§ WHAT NEEDS TO BE DONE:
Answer with one number only: the number of lines that contain "blood".

═══ INPUT

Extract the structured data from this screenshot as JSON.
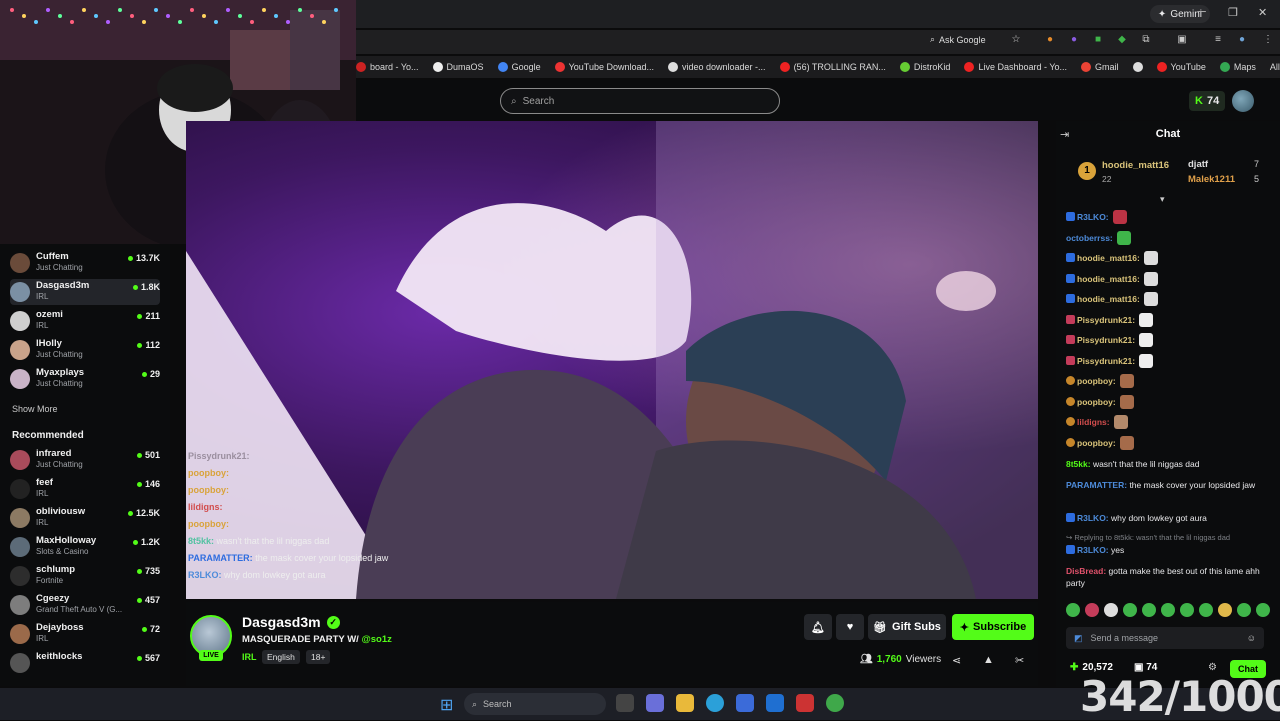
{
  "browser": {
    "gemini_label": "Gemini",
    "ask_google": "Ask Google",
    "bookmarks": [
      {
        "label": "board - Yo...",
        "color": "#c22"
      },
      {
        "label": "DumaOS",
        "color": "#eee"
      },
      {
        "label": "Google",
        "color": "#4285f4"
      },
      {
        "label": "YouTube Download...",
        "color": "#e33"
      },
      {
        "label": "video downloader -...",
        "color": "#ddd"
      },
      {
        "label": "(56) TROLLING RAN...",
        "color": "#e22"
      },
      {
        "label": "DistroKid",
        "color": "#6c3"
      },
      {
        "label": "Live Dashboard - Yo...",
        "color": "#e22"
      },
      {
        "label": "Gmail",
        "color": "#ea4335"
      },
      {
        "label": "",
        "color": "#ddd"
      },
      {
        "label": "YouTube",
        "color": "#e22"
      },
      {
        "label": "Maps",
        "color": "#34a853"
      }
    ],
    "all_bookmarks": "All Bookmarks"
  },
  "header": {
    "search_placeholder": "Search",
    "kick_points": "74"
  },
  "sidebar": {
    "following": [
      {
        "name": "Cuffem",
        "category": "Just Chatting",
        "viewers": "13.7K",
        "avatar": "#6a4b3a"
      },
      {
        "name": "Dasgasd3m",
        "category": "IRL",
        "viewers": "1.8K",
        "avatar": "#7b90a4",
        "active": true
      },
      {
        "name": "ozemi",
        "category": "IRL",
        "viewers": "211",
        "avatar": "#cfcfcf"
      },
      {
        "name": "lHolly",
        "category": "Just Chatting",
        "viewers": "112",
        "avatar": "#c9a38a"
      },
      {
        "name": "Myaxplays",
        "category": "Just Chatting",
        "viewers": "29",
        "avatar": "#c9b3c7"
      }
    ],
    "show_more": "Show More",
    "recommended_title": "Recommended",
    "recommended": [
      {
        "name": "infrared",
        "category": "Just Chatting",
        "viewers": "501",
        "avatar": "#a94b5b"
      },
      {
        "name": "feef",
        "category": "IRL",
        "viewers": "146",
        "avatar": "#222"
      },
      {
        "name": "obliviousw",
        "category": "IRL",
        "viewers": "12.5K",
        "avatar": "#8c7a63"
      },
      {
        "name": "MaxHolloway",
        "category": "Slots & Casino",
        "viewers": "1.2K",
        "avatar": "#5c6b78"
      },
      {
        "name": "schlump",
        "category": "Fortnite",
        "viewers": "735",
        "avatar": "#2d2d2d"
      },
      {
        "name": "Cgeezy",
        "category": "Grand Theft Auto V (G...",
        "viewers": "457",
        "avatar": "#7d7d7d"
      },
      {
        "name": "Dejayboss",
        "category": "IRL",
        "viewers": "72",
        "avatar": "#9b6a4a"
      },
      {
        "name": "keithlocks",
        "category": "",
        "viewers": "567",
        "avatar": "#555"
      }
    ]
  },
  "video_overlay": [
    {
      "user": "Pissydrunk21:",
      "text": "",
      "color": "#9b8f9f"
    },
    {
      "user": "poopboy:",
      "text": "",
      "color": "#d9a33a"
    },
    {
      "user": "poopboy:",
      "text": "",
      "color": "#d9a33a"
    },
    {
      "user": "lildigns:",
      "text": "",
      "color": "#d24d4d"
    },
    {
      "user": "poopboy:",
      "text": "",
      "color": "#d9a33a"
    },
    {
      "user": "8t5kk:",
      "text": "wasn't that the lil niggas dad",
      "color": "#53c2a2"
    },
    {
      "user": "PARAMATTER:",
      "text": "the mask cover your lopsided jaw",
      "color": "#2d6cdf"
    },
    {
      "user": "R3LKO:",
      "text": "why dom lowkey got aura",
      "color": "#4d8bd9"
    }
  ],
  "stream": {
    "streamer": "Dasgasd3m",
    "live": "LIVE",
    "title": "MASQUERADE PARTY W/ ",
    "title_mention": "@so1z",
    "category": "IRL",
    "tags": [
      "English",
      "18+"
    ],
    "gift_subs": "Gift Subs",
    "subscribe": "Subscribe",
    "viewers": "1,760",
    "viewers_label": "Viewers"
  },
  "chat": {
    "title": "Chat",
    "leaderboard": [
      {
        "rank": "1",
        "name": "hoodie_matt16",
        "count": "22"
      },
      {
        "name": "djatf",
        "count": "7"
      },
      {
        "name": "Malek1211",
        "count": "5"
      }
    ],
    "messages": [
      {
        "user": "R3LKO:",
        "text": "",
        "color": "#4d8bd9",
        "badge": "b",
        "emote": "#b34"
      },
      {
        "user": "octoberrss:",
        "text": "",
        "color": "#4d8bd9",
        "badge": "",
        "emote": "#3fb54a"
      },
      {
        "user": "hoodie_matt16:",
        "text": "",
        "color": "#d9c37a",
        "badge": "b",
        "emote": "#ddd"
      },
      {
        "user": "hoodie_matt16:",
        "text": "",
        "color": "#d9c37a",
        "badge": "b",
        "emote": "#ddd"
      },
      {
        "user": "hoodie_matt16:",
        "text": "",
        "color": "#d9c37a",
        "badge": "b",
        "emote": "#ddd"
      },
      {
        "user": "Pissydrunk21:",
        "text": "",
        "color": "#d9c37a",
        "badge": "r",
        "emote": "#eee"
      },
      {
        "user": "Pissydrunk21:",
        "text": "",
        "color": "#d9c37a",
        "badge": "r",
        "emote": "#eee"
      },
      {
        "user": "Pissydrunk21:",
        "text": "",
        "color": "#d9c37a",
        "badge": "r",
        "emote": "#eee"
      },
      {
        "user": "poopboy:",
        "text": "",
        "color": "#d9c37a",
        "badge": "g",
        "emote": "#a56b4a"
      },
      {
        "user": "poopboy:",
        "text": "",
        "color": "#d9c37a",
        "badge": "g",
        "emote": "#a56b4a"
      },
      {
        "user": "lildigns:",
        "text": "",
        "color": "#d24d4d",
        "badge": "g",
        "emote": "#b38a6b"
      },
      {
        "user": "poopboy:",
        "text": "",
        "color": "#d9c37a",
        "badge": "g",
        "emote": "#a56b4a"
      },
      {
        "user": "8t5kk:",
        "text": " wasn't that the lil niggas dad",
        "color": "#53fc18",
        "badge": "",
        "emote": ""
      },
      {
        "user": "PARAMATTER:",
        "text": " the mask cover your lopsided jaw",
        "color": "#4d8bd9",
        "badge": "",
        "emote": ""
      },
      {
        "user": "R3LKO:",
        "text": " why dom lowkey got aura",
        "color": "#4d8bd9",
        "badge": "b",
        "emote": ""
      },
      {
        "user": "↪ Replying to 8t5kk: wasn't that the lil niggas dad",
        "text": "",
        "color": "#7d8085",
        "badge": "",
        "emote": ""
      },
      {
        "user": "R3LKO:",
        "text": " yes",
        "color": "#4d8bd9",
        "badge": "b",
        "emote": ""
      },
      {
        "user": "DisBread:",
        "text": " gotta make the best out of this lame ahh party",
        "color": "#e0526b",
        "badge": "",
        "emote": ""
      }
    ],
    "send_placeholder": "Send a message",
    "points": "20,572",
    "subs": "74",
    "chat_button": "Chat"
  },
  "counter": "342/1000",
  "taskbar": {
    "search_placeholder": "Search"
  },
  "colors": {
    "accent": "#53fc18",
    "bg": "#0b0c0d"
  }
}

══════
═══ INPUT

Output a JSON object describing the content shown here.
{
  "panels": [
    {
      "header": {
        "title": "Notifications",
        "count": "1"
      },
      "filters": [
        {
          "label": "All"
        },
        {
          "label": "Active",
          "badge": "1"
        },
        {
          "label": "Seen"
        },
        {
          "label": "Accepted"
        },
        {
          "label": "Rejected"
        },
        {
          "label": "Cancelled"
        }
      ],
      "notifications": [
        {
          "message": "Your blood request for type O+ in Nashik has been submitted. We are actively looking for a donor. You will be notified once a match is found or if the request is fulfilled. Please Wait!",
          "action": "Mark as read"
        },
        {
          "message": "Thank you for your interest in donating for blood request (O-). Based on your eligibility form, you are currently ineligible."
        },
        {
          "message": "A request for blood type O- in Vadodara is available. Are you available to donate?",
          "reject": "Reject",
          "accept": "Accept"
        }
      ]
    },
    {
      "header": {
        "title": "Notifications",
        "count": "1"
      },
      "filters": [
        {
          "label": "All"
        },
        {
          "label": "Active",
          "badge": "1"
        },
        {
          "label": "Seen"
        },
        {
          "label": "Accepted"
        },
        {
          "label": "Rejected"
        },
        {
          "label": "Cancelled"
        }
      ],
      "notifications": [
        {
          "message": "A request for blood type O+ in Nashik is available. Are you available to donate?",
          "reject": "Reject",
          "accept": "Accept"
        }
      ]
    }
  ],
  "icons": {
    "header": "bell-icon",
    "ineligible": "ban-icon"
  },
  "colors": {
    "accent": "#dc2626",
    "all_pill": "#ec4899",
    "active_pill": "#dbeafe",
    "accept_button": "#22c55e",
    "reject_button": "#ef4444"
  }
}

══════

§ SOLUTION FOR THIS TASK:
4